- _Given exercise_
Extract and list every line that contains the word "ylabel".

(Figure record listings)
** BEGIN **
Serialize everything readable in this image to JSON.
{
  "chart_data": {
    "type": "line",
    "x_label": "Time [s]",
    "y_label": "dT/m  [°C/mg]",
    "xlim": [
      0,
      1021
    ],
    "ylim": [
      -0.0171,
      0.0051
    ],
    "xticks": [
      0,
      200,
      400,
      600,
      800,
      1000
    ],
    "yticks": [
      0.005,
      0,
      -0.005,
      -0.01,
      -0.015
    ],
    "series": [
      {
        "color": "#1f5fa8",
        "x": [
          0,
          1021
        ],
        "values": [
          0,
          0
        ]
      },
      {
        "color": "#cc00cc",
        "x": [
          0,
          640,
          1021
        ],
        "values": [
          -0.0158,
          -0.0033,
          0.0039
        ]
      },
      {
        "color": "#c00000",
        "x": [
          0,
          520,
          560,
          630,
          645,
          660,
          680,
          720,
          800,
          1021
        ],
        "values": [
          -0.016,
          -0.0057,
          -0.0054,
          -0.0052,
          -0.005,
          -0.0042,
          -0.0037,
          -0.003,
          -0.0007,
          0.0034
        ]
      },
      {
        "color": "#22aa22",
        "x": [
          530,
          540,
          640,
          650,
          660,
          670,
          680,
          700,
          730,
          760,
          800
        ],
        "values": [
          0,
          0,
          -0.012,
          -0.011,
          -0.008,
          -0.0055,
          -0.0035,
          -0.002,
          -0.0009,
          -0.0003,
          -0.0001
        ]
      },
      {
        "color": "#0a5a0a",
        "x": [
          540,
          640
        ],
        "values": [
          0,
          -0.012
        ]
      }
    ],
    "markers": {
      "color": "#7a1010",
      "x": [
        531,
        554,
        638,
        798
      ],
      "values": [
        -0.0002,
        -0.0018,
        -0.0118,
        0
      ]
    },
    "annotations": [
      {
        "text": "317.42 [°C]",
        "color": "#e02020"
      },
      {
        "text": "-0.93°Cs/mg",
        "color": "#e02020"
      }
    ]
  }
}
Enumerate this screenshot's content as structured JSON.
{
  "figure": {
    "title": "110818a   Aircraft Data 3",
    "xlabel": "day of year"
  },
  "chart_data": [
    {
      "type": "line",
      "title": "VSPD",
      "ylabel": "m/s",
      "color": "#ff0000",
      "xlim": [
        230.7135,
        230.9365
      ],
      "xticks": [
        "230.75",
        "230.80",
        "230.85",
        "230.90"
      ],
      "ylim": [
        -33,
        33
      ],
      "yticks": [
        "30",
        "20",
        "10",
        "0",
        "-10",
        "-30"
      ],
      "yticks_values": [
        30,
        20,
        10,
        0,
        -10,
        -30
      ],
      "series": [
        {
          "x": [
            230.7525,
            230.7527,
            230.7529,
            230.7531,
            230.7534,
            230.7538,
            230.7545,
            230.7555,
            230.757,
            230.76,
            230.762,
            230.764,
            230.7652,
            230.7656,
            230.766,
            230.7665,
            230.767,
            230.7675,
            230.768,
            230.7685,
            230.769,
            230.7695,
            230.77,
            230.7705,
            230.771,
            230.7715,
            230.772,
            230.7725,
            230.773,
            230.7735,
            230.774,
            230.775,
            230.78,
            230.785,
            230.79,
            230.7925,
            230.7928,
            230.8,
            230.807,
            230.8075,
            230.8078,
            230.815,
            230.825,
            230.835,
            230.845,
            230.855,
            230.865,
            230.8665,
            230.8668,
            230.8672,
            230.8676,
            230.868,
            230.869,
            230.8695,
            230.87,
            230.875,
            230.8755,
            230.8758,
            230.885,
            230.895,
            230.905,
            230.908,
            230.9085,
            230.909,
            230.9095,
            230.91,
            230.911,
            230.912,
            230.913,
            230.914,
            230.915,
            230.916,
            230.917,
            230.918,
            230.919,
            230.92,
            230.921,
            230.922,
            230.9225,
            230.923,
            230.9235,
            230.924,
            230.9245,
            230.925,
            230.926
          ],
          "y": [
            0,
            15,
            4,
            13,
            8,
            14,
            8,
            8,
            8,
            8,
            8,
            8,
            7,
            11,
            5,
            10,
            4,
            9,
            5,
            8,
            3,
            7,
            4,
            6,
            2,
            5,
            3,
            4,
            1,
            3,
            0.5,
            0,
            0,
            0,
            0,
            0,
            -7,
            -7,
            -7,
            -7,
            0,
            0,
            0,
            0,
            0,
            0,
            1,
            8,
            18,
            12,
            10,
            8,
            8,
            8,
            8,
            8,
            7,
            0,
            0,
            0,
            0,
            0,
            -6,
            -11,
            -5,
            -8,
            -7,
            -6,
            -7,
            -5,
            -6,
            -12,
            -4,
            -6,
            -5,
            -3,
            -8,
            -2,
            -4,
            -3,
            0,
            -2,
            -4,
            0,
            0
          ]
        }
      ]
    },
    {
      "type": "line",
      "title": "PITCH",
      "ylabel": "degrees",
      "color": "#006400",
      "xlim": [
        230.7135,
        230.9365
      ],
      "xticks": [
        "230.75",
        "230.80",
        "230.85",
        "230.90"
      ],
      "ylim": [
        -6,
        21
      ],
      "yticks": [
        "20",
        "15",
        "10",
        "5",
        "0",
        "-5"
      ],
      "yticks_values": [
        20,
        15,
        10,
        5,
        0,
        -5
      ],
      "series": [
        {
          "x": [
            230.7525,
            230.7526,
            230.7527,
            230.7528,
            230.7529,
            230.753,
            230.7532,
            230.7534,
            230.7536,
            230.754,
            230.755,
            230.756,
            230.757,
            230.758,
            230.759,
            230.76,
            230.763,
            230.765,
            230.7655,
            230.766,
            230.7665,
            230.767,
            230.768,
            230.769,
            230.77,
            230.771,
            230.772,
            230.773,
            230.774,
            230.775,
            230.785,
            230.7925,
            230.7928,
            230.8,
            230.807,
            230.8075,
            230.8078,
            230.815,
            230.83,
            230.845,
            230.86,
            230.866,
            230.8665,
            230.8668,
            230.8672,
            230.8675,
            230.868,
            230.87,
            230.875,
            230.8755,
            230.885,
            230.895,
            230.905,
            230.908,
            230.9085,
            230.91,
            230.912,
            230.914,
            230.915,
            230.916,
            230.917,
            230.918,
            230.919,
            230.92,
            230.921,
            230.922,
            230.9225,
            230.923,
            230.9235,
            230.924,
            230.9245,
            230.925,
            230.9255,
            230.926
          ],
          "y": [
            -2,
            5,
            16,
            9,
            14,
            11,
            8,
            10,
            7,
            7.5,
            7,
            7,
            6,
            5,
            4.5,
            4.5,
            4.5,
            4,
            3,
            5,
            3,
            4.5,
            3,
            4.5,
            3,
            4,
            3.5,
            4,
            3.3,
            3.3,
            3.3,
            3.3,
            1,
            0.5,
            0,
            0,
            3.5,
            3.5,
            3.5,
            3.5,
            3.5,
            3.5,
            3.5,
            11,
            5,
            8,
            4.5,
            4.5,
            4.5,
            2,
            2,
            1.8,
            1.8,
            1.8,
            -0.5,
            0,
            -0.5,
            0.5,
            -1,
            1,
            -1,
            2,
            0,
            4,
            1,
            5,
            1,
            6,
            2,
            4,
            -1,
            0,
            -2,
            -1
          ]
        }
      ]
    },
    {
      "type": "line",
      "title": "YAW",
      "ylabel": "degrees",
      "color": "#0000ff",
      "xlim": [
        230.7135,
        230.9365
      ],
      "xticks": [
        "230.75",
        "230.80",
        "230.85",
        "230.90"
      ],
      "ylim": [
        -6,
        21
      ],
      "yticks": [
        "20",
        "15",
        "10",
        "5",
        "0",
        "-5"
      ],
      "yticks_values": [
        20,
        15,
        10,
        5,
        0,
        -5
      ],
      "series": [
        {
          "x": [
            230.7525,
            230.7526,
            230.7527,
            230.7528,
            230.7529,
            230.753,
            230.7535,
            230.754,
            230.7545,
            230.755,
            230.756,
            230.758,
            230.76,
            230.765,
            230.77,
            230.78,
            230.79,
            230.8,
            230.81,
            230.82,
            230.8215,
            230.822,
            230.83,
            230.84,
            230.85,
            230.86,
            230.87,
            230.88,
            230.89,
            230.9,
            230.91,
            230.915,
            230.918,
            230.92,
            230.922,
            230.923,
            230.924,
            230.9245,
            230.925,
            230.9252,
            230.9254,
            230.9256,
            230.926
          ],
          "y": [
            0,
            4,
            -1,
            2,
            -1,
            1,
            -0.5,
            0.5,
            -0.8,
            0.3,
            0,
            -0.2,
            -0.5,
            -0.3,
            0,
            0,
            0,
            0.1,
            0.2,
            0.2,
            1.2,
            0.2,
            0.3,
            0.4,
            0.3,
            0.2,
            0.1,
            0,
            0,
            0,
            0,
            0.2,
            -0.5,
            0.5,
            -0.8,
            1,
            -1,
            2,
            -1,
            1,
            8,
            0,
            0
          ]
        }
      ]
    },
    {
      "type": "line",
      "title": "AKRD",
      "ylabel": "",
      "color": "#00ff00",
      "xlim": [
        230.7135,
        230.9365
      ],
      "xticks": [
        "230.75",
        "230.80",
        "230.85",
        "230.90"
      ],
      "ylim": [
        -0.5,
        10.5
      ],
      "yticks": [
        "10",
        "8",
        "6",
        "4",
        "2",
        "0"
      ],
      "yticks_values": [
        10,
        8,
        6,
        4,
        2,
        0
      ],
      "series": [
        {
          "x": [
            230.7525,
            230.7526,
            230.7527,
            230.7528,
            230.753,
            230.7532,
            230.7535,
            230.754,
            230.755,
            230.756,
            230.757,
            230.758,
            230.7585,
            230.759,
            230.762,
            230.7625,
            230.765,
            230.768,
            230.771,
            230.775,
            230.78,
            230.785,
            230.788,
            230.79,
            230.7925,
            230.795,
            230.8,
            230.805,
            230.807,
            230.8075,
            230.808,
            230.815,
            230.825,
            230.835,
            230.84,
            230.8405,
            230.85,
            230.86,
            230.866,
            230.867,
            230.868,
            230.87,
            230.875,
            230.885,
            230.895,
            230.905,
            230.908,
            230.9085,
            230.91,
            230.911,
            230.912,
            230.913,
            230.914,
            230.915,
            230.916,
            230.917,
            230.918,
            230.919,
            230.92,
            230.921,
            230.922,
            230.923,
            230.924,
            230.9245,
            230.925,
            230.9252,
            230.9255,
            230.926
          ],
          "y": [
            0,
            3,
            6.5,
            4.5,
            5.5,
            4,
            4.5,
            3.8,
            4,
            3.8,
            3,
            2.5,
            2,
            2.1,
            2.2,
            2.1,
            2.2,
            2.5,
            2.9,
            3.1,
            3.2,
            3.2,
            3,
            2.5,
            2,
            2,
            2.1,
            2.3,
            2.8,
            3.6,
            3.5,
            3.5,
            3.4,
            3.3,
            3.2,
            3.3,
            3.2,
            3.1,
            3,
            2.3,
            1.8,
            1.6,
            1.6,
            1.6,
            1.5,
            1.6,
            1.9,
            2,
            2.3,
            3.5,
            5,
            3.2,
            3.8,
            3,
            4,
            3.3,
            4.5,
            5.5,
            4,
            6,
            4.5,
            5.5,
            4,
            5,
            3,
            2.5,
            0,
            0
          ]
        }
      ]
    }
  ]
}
** END **
- _Worked solution_
      "ylabel": "m/s",
      "ylabel": "degrees",
      "ylabel": "degrees",
      "ylabel": "",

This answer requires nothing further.